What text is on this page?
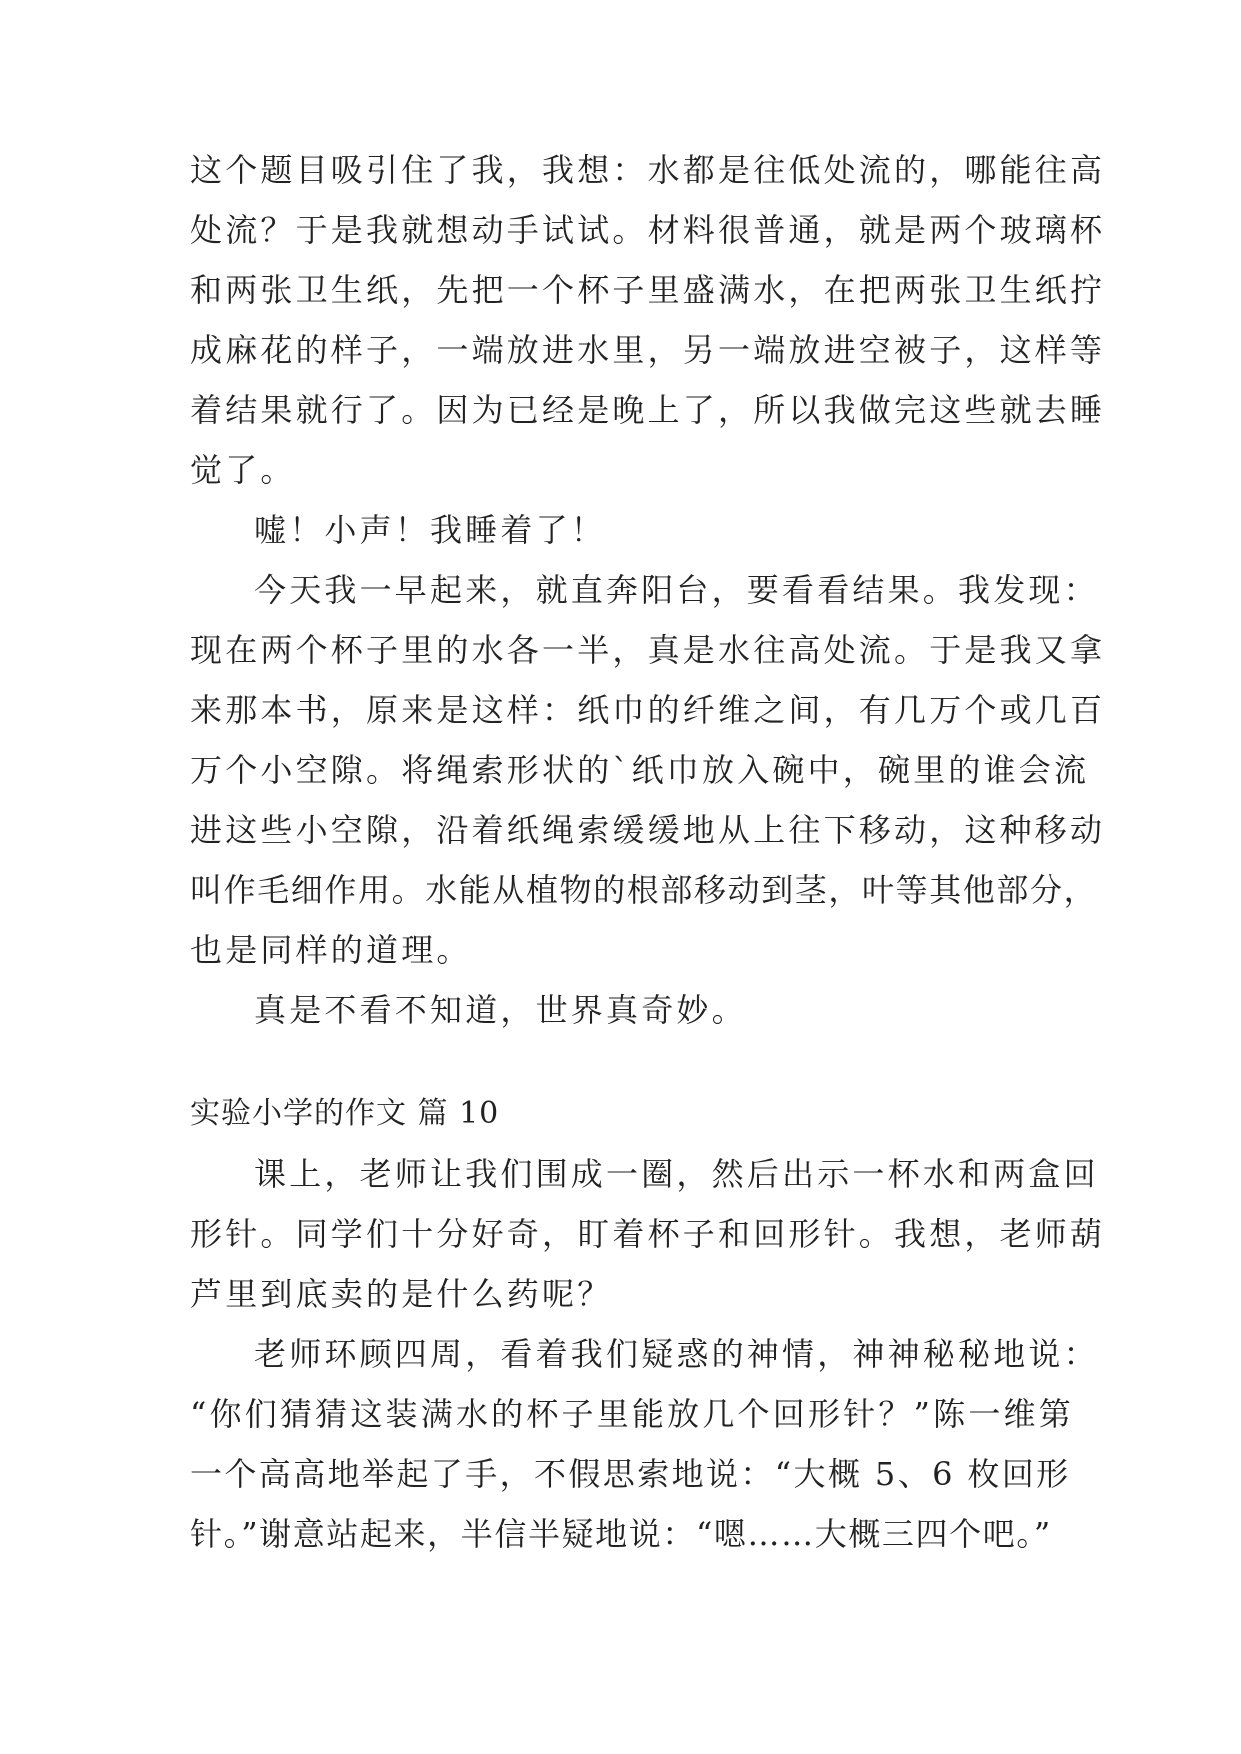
这个题目吸引住了我，我想：水都是往低处流的，哪能往高
处流？于是我就想动手试试。材料很普通，就是两个玻璃杯
和两张卫生纸，先把一个杯子里盛满水，在把两张卫生纸拧
成麻花的样子，一端放进水里，另一端放进空被子，这样等
着结果就行了。因为已经是晚上了，所以我做完这些就去睡
觉了。
嘘！小声！我睡着了！
今天我一早起来，就直奔阳台，要看看结果。我发现：
现在两个杯子里的水各一半，真是水往高处流。于是我又拿
来那本书，原来是这样：纸巾的纤维之间，有几万个或几百
万个小空隙。将绳索形状的`纸巾放入碗中，碗里的谁会流
进这些小空隙，沿着纸绳索缓缓地从上往下移动，这种移动
叫作毛细作用。水能从植物的根部移动到茎，叶等其他部分，
也是同样的道理。
真是不看不知道，世界真奇妙。
实验小学的作文 篇 10
课上，老师让我们围成一圈，然后出示一杯水和两盒回
形针。同学们十分好奇，盯着杯子和回形针。我想，老师葫
芦里到底卖的是什么药呢？
老师环顾四周，看着我们疑惑的神情，神神秘秘地说：
“你们猜猜这装满水的杯子里能放几个回形针？”陈一维第
一个高高地举起了手，不假思索地说：“大概 5、6 枚回形
针。”谢意站起来，半信半疑地说：“嗯……大概三四个吧。”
::::::
- [What to work on] Pictures don't belong in the copy. Transcribe every record exactly as it appears.

- [Exercise result]
What text is on this page?
这个题目吸引住了我，我想：水都是往低处流的，哪能往高
处流？于是我就想动手试试。材料很普通，就是两个玻璃杯
和两张卫生纸，先把一个杯子里盛满水，在把两张卫生纸拧
成麻花的样子，一端放进水里，另一端放进空被子，这样等
着结果就行了。因为已经是晚上了，所以我做完这些就去睡
觉了。
嘘！小声！我睡着了！
今天我一早起来，就直奔阳台，要看看结果。我发现：
现在两个杯子里的水各一半，真是水往高处流。于是我又拿
来那本书，原来是这样：纸巾的纤维之间，有几万个或几百
万个小空隙。将绳索形状的`纸巾放入碗中，碗里的谁会流
进这些小空隙，沿着纸绳索缓缓地从上往下移动，这种移动
叫作毛细作用。水能从植物的根部移动到茎，叶等其他部分，
也是同样的道理。
真是不看不知道，世界真奇妙。
实验小学的作文 篇 10
课上，老师让我们围成一圈，然后出示一杯水和两盒回
形针。同学们十分好奇，盯着杯子和回形针。我想，老师葫
芦里到底卖的是什么药呢？
老师环顾四周，看着我们疑惑的神情，神神秘秘地说：
“你们猜猜这装满水的杯子里能放几个回形针？”陈一维第
一个高高地举起了手，不假思索地说：“大概 5、6 枚回形
针。”谢意站起来，半信半疑地说：“嗯……大概三四个吧。”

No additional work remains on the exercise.